## What the task requires
Only the pictures are to be left out; set down the rest of the records exactly.

Dataset records:
□ □ □ □ □ □ □
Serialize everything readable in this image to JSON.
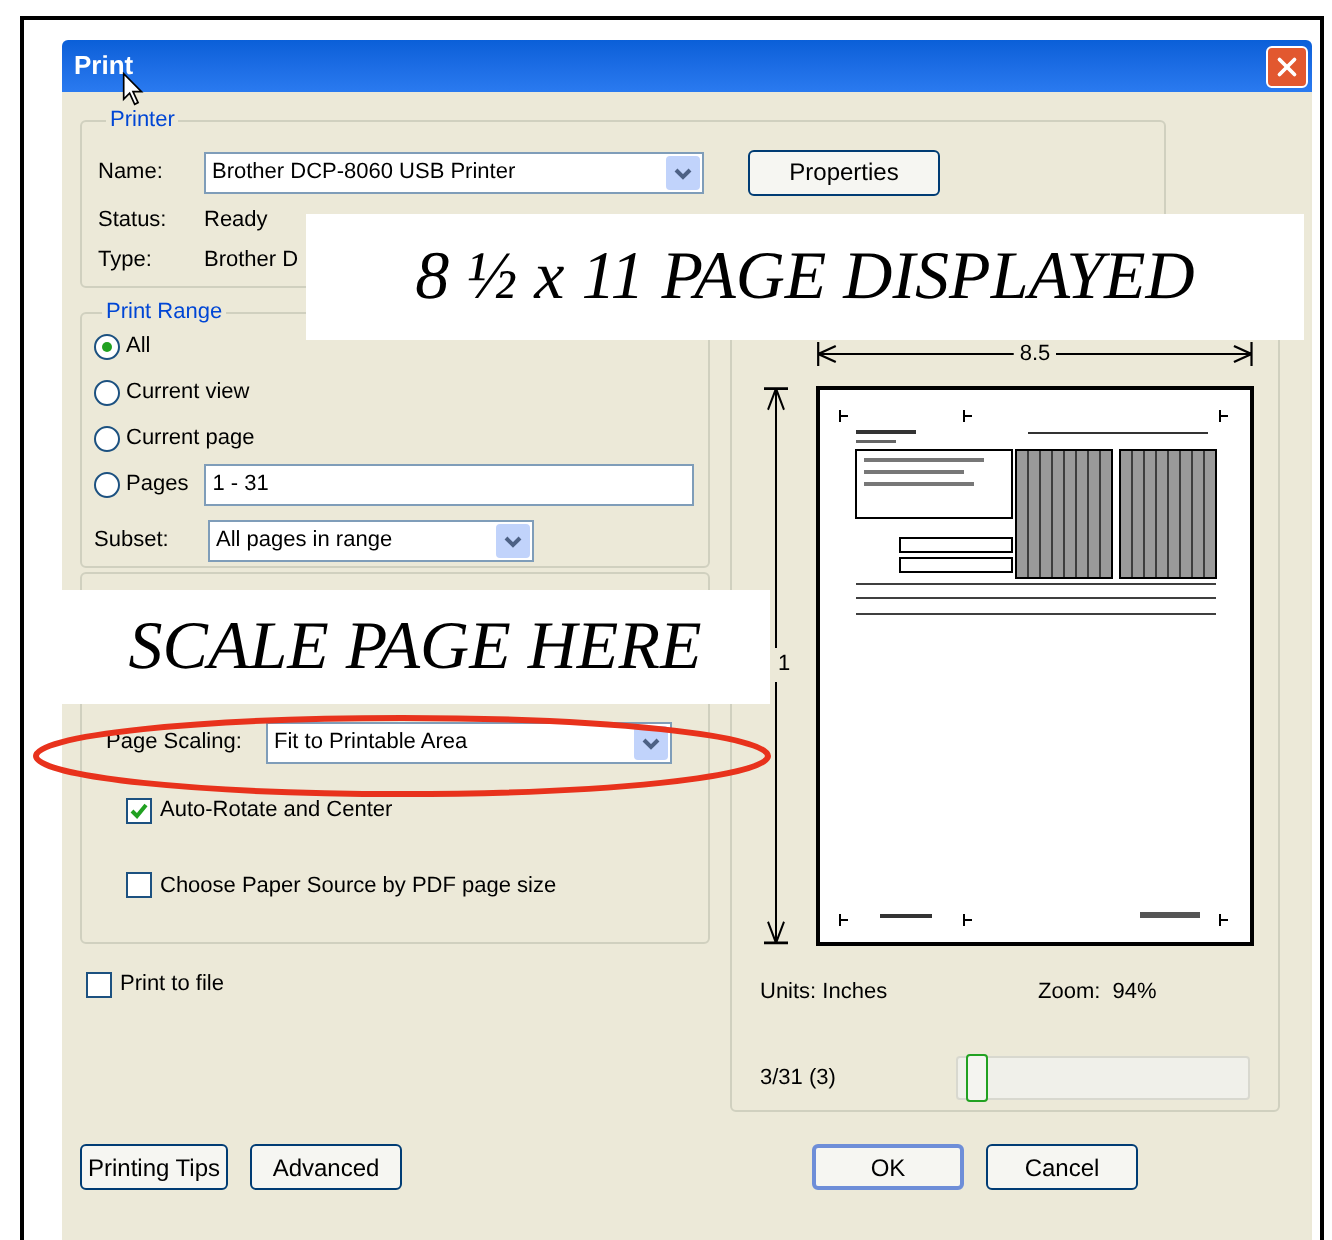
{
  "window": {
    "title": "Print"
  },
  "printer": {
    "legend": "Printer",
    "name_label": "Name:",
    "name_value": "Brother DCP-8060 USB Printer",
    "properties_button": "Properties",
    "status_label": "Status:",
    "status_value": "Ready",
    "type_label": "Type:",
    "type_value": "Brother D"
  },
  "print_range": {
    "legend": "Print Range",
    "options": [
      {
        "label": "All",
        "selected": true
      },
      {
        "label": "Current view",
        "selected": false
      },
      {
        "label": "Current page",
        "selected": false
      },
      {
        "label": "Pages",
        "selected": false
      }
    ],
    "pages_value": "1 - 31",
    "subset_label": "Subset:",
    "subset_value": "All pages in range"
  },
  "page_handling": {
    "scaling_label": "Page Scaling:",
    "scaling_value": "Fit to Printable Area",
    "options": [
      {
        "label": "Auto-Rotate and Center",
        "checked": true
      },
      {
        "label": "Choose Paper Source by PDF page size",
        "checked": false
      }
    ]
  },
  "print_to_file": {
    "label": "Print to file",
    "checked": false
  },
  "preview": {
    "width_label": "8.5",
    "height_label": "1",
    "units": "Units: Inches",
    "zoom": "Zoom:  94%",
    "page_counter": "3/31 (3)",
    "slider": {
      "level": 0.03
    }
  },
  "buttons_left": [
    "Printing Tips",
    "Advanced"
  ],
  "buttons_right": [
    {
      "label": "OK",
      "default": true
    },
    {
      "label": "Cancel",
      "default": false
    }
  ],
  "annotations": [
    "8 ½ x 11 PAGE DISPLAYED",
    "SCALE PAGE HERE"
  ]
}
□ □ □ □ □ □ □
## Solution to the exercise
Serialize everything readable in this image to JSON.
{
  "window": {
    "title": "Print"
  },
  "printer": {
    "legend": "Printer",
    "name_label": "Name:",
    "name_value": "Brother DCP-8060 USB Printer",
    "properties_button": "Properties",
    "status_label": "Status:",
    "status_value": "Ready",
    "type_label": "Type:",
    "type_value": "Brother D"
  },
  "print_range": {
    "legend": "Print Range",
    "options": [
      {
        "label": "All",
        "selected": true
      },
      {
        "label": "Current view",
        "selected": false
      },
      {
        "label": "Current page",
        "selected": false
      },
      {
        "label": "Pages",
        "selected": false
      }
    ],
    "pages_value": "1 - 31",
    "subset_label": "Subset:",
    "subset_value": "All pages in range"
  },
  "page_handling": {
    "scaling_label": "Page Scaling:",
    "scaling_value": "Fit to Printable Area",
    "options": [
      {
        "label": "Auto-Rotate and Center",
        "checked": true
      },
      {
        "label": "Choose Paper Source by PDF page size",
        "checked": false
      }
    ]
  },
  "print_to_file": {
    "label": "Print to file",
    "checked": false
  },
  "preview": {
    "width_label": "8.5",
    "height_label": "1",
    "units": "Units: Inches",
    "zoom": "Zoom:  94%",
    "page_counter": "3/31 (3)",
    "slider": {
      "level": 0.03
    }
  },
  "buttons_left": [
    "Printing Tips",
    "Advanced"
  ],
  "buttons_right": [
    {
      "label": "OK",
      "default": true
    },
    {
      "label": "Cancel",
      "default": false
    }
  ],
  "annotations": [
    "8 ½ x 11 PAGE DISPLAYED",
    "SCALE PAGE HERE"
  ]
}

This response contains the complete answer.